## INSTRUCTIONS TO FOLLOW
According to the patent text below, how far above inflatable packer 120 should piston assembly 20 generally be spaced?
--- START SOURCE ---
Hanger assembly 100 may be any conventionally available hanger assembly which is mechanically set, e.g., by rotation of the tubing string, such as disclosed in U.S. Pat. No. 4,750,563 which is incorporated herein by this reference. As illustrated in FIGS. 1A and 1B, hanger assembly 100 comprises a plurality of slip members 101, drag springs 104 and J-slot 107. Drag springs 104 extend outwardly from hanger assembly 100 and are configured and sized to engage the well bore casing (not illustrated) with enough friction to permit rotation of tubular member 111 within hanger assembly 100. Tubular member 111 extends through hanger assembly 100 and is provided at the upper end thereof with a collar 112. The lower end of tubular member 111 is releasably secured to outer tubular member 22 by means of, e.g., threads 115. A lug 113 extends outwardly from member 111 and is received within J-slot 107. A plurality of ports 114 are provided through tubular member 111.
Valve sub-assembly 60 is generally tubular and has at least one unrestricted fluid passageway 61 extending therethrough. A port 62 provides fluid communication between at least one axial fluid passageway 35 in tubular member 25 and passageway 63 in valve subassembly 60. Passageway 63 is provided with a check valve 64 which permits fluid flow through passageway 63 in one direction and in a manner as hereinafter described. Check valve 64 may be any suitable spring loaded ball and seat valve which is designed such that a predetermined fluid pressure acting against the ball in one direction will unseat the ball and permit unidirectional fluid flow through fluid passageway 63 as will be evident to the skilled artisan. A portion of the exterior of valve subassembly 60 is recessed to receive a generally tubular screen 65 and retaining rings 66 and 67 which are secured around subassembly 60 by means of shoe 68. A port 69 provides fluid communication between passageway 63 and the exterior of screen 65. At least one second fluid passageway 160 is also provided through valve subassembly. Second fluid passageway 160 has a second check valve 161 which although similar in construction and function to check valve 64 is significantly smaller in size. Port 162 provides fluid communication between second fluid passageway 160 and the exterior of screen 65. Shoe 68 is releasably secured to outer tubing extension 163 by means of shear pin 150. Inner tubing extension 164 is threadably secured to the lower end of the body of valve sub-assembly 60.
The lower end of valve sub-assembly 60 is threadably secured to generally tubular, inner and outer spacing joints 151 and 70. The annulus 165 formed between inner and outer spacing joints 151 and 70 is in fluid communication with passageways 61 and 160 in valve sub-assembly 60. The number of tubular spacing joints utilized will depend upon, inter alia, whether the well bore into which the assembly of the present invention is utilized is cased or uncased, the interval of the well bore to be treated and the exact operation to be practiced. In general, the number of spacing joints should be selected to ensure that any unconsolidated formation material which should enter the well bore above inflated packer 120 during operation of the assembly would not contact fluid piston assembly 20 or hanger assembly 100 so as to impede or prevent their retraction and removal from the well bore after a given operation is completed. As a general rule, piston assembly 20 should be spaced about 50 to 200 feet above inflatable packer 120.
--- END SOURCE ---
--- START GIVEN INFORMATION ---
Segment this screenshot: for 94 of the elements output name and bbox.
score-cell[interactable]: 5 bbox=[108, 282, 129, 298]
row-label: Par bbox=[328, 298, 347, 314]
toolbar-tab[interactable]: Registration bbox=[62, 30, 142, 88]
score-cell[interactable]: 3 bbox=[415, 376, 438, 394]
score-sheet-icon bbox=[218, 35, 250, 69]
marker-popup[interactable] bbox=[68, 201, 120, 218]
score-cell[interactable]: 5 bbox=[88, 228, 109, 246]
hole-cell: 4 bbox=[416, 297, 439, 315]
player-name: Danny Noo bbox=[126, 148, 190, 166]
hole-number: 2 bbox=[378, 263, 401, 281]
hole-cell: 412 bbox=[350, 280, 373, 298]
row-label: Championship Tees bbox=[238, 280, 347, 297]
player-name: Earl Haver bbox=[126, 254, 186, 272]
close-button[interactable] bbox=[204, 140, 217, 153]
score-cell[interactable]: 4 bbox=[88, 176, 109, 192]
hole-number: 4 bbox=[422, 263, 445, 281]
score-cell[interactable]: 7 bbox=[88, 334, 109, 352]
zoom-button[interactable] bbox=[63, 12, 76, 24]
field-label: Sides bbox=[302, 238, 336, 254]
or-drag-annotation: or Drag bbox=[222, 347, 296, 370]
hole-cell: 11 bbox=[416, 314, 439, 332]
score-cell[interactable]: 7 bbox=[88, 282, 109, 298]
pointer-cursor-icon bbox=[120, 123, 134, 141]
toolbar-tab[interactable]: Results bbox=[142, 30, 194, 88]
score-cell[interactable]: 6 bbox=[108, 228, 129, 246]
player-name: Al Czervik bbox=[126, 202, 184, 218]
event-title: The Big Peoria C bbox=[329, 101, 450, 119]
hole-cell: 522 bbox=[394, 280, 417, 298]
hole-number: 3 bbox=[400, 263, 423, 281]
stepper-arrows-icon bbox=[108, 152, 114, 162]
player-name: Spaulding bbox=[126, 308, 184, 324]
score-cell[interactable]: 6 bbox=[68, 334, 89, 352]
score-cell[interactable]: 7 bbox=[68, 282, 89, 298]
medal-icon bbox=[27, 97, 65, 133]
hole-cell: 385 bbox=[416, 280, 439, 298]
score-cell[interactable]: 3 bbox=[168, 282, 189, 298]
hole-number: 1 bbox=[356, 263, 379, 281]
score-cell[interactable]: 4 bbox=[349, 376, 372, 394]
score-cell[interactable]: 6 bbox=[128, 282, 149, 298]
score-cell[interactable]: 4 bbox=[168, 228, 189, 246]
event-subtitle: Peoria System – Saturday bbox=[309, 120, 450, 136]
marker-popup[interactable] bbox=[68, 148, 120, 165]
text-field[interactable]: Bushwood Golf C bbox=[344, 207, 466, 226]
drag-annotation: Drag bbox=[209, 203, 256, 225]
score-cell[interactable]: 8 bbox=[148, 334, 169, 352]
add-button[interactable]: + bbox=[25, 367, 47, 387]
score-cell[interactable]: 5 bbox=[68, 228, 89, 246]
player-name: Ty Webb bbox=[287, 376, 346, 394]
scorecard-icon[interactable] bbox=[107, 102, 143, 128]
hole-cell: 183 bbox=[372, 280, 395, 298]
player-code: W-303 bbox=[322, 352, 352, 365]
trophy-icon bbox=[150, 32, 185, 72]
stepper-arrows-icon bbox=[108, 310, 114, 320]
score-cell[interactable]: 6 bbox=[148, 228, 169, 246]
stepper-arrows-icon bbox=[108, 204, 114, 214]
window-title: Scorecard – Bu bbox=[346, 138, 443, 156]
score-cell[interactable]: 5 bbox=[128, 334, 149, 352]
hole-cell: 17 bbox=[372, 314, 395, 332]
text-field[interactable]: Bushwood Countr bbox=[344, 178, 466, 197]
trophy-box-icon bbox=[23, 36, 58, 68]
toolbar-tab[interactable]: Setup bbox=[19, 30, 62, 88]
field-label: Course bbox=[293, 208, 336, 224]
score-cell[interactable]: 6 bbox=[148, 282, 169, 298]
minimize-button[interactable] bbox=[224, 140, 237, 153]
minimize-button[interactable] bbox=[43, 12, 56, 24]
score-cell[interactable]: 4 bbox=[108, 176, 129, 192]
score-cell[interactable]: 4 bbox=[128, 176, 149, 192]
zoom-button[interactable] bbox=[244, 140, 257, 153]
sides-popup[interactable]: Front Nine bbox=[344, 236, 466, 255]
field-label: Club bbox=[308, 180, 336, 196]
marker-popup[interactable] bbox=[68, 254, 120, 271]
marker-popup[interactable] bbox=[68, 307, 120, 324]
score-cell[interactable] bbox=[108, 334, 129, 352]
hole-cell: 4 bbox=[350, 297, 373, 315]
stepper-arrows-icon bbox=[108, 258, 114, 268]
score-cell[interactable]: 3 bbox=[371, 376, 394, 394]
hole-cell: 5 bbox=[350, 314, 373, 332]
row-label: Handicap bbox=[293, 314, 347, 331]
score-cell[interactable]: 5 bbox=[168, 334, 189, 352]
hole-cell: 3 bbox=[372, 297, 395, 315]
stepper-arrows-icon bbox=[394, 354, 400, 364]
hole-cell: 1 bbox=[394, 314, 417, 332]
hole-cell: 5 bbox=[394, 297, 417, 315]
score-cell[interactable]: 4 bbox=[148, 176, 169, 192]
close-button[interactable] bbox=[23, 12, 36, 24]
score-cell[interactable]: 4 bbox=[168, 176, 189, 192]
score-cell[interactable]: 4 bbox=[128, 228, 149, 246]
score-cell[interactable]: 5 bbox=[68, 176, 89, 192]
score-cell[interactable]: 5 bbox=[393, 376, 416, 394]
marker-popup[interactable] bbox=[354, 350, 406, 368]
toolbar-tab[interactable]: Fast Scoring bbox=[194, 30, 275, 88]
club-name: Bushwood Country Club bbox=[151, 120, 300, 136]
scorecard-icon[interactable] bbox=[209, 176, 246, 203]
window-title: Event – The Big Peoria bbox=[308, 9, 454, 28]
--- END GIVEN INFORMATION ---
## RESULT FOR THIS TASK
About 50 to 200 feet.